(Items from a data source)
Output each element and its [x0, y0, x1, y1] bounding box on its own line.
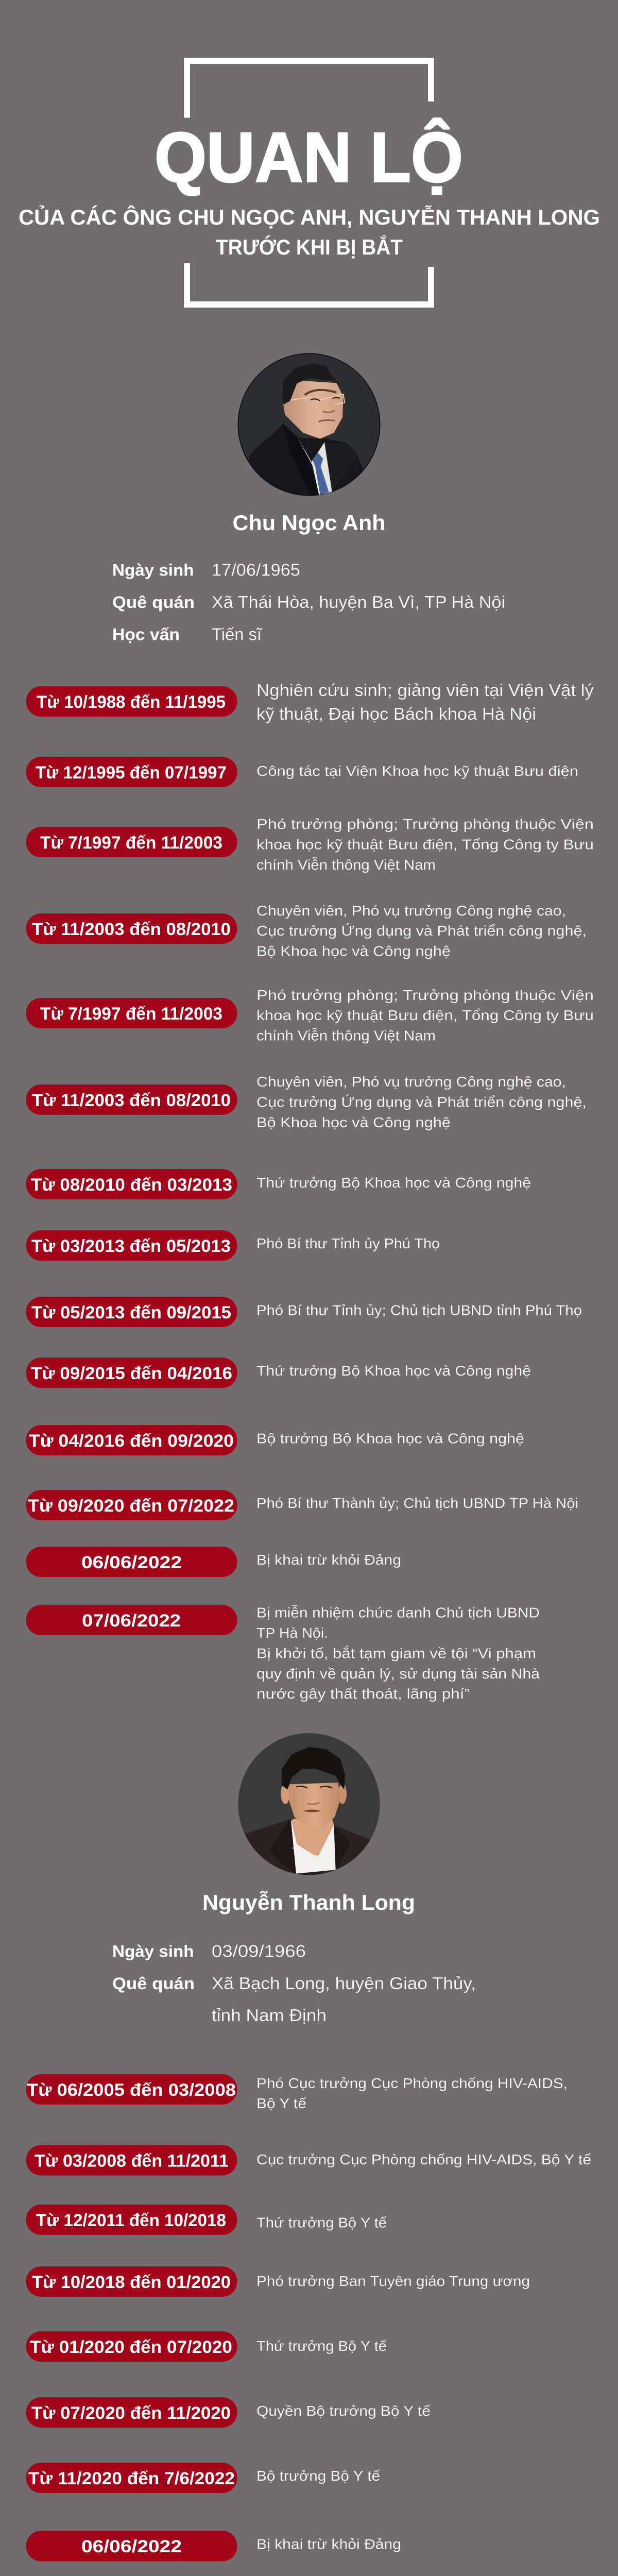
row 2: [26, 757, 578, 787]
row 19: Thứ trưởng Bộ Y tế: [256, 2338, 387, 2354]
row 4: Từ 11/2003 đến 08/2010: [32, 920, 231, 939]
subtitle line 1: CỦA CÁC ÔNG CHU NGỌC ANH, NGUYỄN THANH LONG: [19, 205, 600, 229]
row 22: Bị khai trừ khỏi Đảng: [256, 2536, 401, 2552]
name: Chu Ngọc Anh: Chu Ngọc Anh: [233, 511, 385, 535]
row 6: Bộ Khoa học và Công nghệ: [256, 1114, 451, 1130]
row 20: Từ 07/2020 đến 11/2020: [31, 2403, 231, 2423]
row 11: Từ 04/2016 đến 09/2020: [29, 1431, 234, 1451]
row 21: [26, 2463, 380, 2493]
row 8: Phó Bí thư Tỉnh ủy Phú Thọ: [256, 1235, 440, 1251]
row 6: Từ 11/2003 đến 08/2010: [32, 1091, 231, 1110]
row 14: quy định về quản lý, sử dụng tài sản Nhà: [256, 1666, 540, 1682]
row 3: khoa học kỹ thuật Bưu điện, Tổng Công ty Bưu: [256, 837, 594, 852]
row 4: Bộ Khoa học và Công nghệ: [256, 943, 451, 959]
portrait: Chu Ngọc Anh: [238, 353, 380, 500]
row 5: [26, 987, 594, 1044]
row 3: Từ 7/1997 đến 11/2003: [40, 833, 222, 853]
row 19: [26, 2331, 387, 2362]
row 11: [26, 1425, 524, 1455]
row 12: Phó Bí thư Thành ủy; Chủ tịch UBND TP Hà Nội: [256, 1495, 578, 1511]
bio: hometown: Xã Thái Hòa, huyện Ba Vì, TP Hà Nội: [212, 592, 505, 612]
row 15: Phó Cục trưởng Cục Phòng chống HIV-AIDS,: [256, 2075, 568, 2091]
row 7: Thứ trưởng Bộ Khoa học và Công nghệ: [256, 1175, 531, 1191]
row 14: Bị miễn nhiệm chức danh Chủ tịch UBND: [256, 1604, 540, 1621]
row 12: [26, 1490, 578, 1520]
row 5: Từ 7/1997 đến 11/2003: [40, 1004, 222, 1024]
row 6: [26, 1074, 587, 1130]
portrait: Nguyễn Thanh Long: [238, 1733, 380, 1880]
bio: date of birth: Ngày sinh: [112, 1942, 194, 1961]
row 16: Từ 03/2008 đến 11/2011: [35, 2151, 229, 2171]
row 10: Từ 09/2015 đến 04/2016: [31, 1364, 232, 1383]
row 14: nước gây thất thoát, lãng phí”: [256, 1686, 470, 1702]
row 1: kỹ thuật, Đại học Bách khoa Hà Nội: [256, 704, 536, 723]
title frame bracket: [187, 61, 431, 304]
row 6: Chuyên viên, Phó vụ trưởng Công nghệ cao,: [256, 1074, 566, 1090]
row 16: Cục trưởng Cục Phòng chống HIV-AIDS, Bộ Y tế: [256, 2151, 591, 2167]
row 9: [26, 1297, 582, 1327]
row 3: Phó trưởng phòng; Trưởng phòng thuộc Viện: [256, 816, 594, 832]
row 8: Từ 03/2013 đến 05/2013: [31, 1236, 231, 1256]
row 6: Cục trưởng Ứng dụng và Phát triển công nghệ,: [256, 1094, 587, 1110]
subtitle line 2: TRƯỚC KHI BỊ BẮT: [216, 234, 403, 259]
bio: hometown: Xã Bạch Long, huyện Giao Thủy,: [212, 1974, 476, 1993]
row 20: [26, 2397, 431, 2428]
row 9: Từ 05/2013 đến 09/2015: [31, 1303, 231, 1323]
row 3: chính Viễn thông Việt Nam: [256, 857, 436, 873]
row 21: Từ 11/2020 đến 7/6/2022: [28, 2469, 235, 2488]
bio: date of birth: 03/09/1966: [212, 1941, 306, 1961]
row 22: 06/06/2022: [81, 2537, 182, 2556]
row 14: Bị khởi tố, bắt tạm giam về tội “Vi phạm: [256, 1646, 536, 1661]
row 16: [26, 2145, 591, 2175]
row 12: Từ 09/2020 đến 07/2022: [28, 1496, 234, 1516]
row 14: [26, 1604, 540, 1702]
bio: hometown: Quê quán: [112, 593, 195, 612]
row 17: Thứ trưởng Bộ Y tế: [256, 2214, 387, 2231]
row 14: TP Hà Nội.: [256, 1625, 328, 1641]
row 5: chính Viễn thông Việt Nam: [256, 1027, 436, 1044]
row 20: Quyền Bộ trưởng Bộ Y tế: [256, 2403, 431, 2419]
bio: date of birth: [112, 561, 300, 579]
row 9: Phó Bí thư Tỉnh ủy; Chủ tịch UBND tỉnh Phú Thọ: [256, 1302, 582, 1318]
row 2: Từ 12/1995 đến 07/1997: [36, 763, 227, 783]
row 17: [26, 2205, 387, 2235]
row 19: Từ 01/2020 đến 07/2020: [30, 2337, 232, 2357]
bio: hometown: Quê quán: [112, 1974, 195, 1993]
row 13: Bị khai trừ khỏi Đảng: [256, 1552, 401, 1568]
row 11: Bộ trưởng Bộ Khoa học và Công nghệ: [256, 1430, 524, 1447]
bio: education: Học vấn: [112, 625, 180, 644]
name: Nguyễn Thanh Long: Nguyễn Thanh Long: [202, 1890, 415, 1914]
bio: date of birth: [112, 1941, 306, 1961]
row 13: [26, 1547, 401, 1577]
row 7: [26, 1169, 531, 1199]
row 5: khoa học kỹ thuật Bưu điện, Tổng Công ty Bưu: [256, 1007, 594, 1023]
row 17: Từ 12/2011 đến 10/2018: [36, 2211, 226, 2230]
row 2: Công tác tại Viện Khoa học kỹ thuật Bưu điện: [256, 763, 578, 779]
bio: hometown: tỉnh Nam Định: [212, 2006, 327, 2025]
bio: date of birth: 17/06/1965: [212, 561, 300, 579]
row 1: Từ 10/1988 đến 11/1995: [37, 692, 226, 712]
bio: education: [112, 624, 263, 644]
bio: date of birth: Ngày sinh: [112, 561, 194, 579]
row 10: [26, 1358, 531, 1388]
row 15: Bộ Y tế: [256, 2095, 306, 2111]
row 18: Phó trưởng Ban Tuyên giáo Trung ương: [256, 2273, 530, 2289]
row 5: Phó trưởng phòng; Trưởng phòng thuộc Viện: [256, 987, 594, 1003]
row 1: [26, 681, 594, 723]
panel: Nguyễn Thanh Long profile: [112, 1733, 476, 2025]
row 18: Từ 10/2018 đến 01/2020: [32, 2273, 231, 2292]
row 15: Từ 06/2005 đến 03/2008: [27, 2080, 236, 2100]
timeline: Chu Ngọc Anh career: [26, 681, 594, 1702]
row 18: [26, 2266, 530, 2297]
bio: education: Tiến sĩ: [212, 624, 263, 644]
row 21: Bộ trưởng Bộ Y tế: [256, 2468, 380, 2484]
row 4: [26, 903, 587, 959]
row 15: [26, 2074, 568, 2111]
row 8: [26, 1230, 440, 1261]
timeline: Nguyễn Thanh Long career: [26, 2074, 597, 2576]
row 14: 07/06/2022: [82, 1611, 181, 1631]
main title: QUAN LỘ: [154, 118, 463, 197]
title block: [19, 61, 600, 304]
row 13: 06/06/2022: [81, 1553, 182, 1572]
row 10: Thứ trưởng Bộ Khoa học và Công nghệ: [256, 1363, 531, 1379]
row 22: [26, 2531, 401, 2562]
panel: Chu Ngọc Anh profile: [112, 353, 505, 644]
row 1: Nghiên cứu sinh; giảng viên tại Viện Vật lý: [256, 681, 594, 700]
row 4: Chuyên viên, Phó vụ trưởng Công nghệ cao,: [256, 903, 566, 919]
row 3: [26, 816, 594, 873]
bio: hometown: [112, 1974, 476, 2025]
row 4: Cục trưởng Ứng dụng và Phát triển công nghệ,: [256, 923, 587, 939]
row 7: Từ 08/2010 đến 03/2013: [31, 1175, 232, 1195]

[Aim]: Count the lines in the records that contain the word "panel". Reply with only the number.

[Exercise answer]: 2